§ Records from a data collection

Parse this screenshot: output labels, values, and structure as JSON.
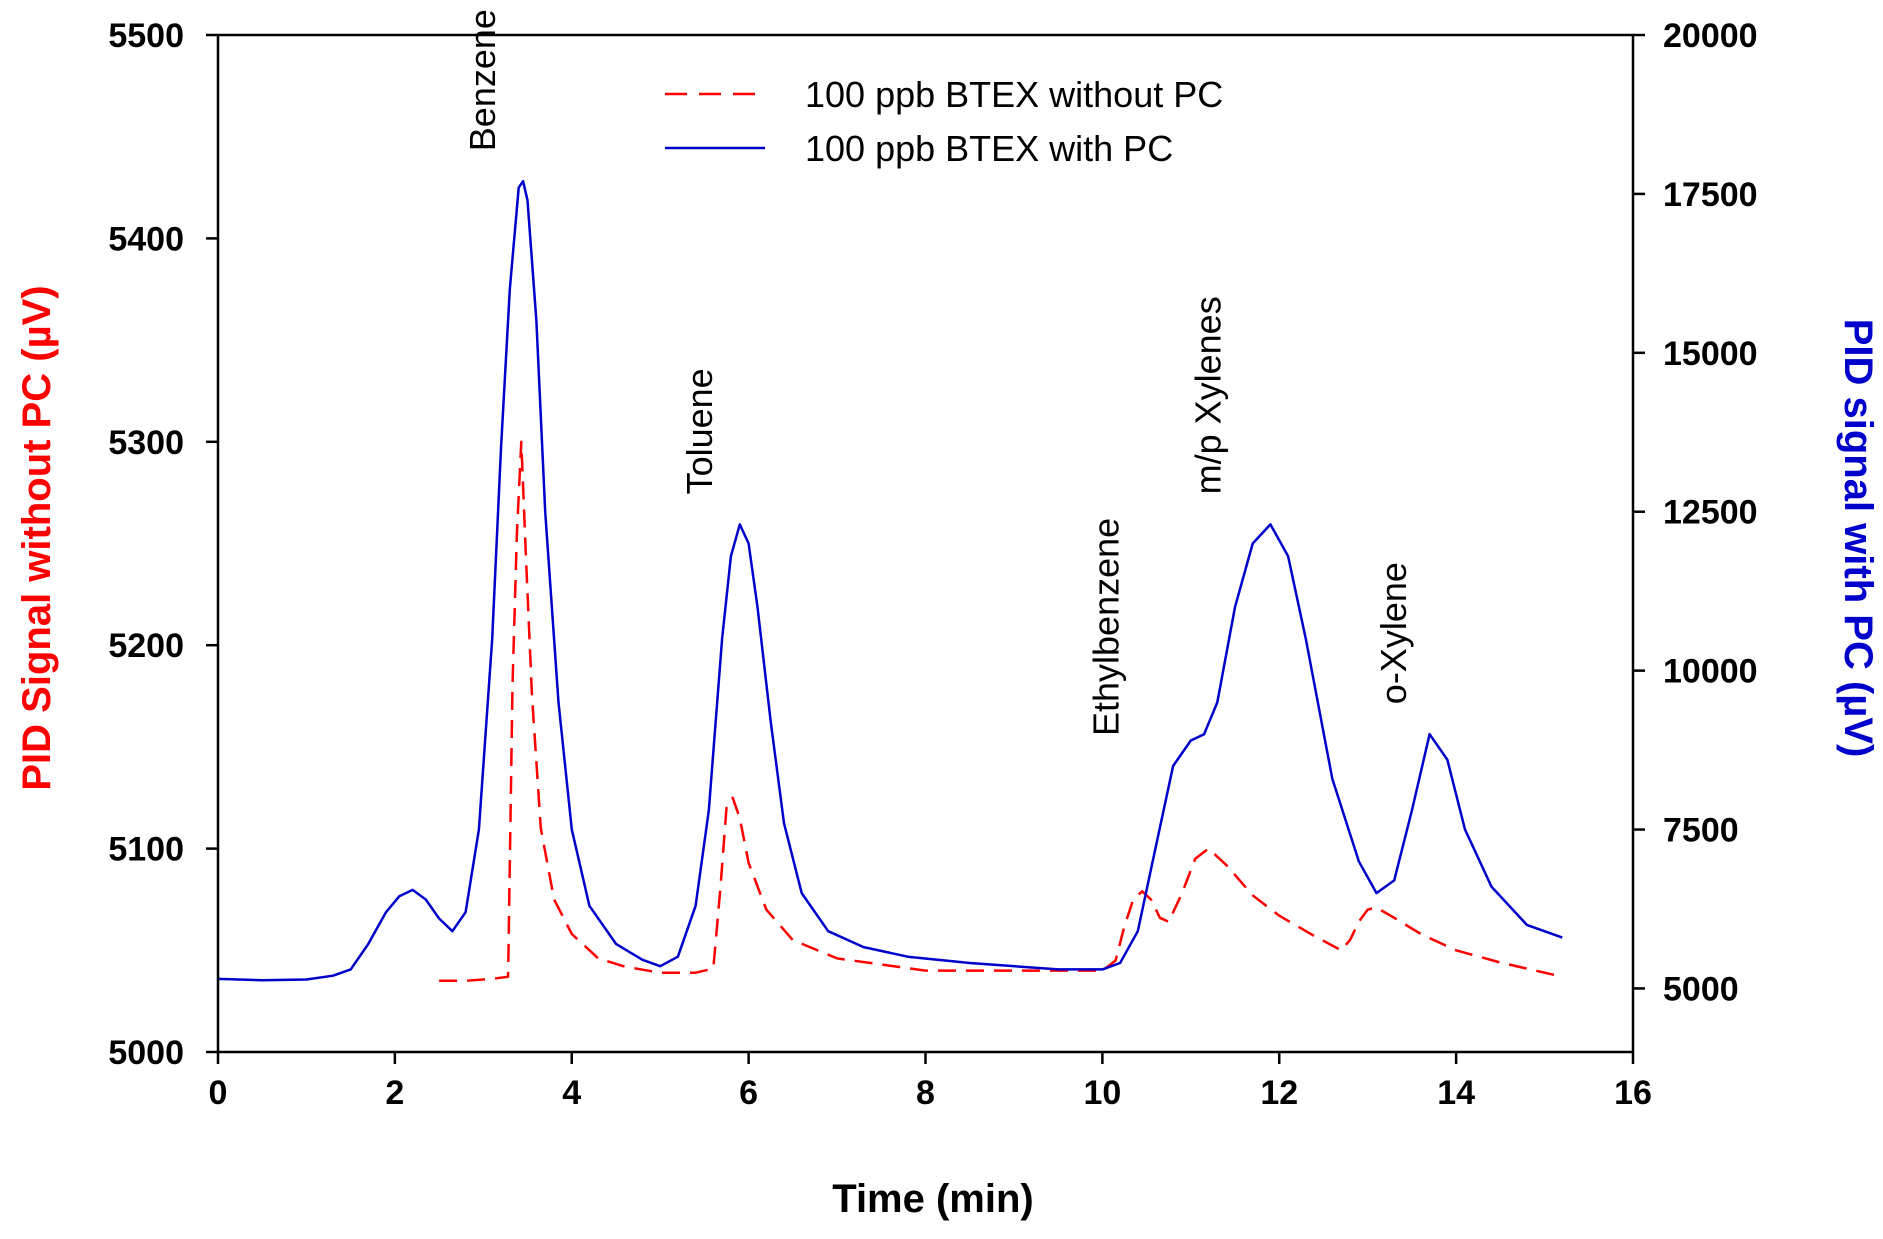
{
  "chart_data": {
    "type": "line",
    "xlabel": "Time (min)",
    "ylabel_left": "PID Signal without PC (µV)",
    "ylabel_right": "PID signal with PC (µV)",
    "xlim": [
      0,
      16
    ],
    "ylim_left": [
      5000,
      5500
    ],
    "ylim_right": [
      4000,
      20000
    ],
    "x_ticks": [
      0,
      2,
      4,
      6,
      8,
      10,
      12,
      14,
      16
    ],
    "x_tick_labels": [
      "0",
      "2",
      "4",
      "6",
      "8",
      "10",
      "12",
      "14",
      "16"
    ],
    "y_left_ticks": [
      5000,
      5100,
      5200,
      5300,
      5400,
      5500
    ],
    "y_left_tick_labels": [
      "5000",
      "5100",
      "5200",
      "5300",
      "5400",
      "5500"
    ],
    "y_right_ticks": [
      5000,
      7500,
      10000,
      12500,
      15000,
      17500,
      20000
    ],
    "y_right_tick_labels": [
      "5000",
      "7500",
      "10000",
      "12500",
      "15000",
      "17500",
      "20000"
    ],
    "grid": false,
    "legend_position": "top-center",
    "colors": {
      "without_pc": "#ff0000",
      "with_pc": "#0000cc",
      "axis": "#000000"
    },
    "series": [
      {
        "name": "100 ppb BTEX without PC",
        "axis": "left",
        "style": "dashed",
        "x": [
          2.5,
          2.8,
          3.1,
          3.28,
          3.33,
          3.38,
          3.43,
          3.48,
          3.55,
          3.65,
          3.8,
          4.0,
          4.3,
          4.6,
          5.0,
          5.4,
          5.6,
          5.68,
          5.75,
          5.82,
          5.9,
          6.0,
          6.2,
          6.5,
          7.0,
          7.5,
          8.0,
          9.0,
          10.0,
          10.15,
          10.25,
          10.35,
          10.45,
          10.55,
          10.65,
          10.75,
          10.9,
          11.05,
          11.2,
          11.4,
          11.7,
          12.0,
          12.4,
          12.7,
          12.8,
          12.9,
          13.0,
          13.1,
          13.3,
          13.6,
          14.0,
          14.5,
          15.0,
          15.2
        ],
        "values": [
          5035,
          5035,
          5036,
          5037,
          5180,
          5255,
          5300,
          5245,
          5175,
          5110,
          5075,
          5058,
          5046,
          5042,
          5039,
          5039,
          5041,
          5080,
          5120,
          5125,
          5115,
          5093,
          5070,
          5055,
          5046,
          5043,
          5040,
          5040,
          5040,
          5045,
          5062,
          5075,
          5079,
          5075,
          5066,
          5064,
          5078,
          5095,
          5100,
          5092,
          5077,
          5067,
          5057,
          5050,
          5055,
          5064,
          5070,
          5071,
          5066,
          5058,
          5050,
          5044,
          5039,
          5037
        ]
      },
      {
        "name": "100 ppb BTEX with PC",
        "axis": "right",
        "style": "solid",
        "x": [
          0,
          0.5,
          1.0,
          1.3,
          1.5,
          1.7,
          1.9,
          2.05,
          2.2,
          2.35,
          2.5,
          2.65,
          2.8,
          2.95,
          3.1,
          3.2,
          3.3,
          3.4,
          3.45,
          3.5,
          3.6,
          3.7,
          3.85,
          4.0,
          4.2,
          4.5,
          4.8,
          5.0,
          5.2,
          5.4,
          5.55,
          5.7,
          5.8,
          5.9,
          6.0,
          6.1,
          6.25,
          6.4,
          6.6,
          6.9,
          7.3,
          7.8,
          8.5,
          9.5,
          10.0,
          10.2,
          10.4,
          10.6,
          10.8,
          11.0,
          11.15,
          11.3,
          11.5,
          11.7,
          11.9,
          12.1,
          12.3,
          12.6,
          12.9,
          13.1,
          13.3,
          13.5,
          13.7,
          13.9,
          14.1,
          14.4,
          14.8,
          15.2
        ],
        "values": [
          5150,
          5130,
          5140,
          5200,
          5300,
          5700,
          6200,
          6450,
          6550,
          6400,
          6100,
          5900,
          6200,
          7500,
          10500,
          13500,
          16000,
          17600,
          17700,
          17400,
          15500,
          12500,
          9500,
          7500,
          6300,
          5700,
          5450,
          5350,
          5500,
          6300,
          7800,
          10500,
          11800,
          12300,
          12000,
          11000,
          9200,
          7600,
          6500,
          5900,
          5650,
          5500,
          5400,
          5300,
          5300,
          5400,
          5900,
          7200,
          8500,
          8900,
          9000,
          9500,
          11000,
          12000,
          12300,
          11800,
          10500,
          8300,
          7000,
          6500,
          6700,
          7800,
          9000,
          8600,
          7500,
          6600,
          6000,
          5800
        ]
      }
    ],
    "annotations": [
      {
        "text": "Benzene",
        "x": 3.45
      },
      {
        "text": "Toluene",
        "x": 5.9
      },
      {
        "text": "Ethylbenzene",
        "x": 10.5
      },
      {
        "text": "m/p Xylenes",
        "x": 11.65
      },
      {
        "text": "o-Xylene",
        "x": 13.75
      }
    ]
  }
}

§ What you have to do
The answer should be a single number: the count of lines in the data that include the string "name".

§ Written answer
2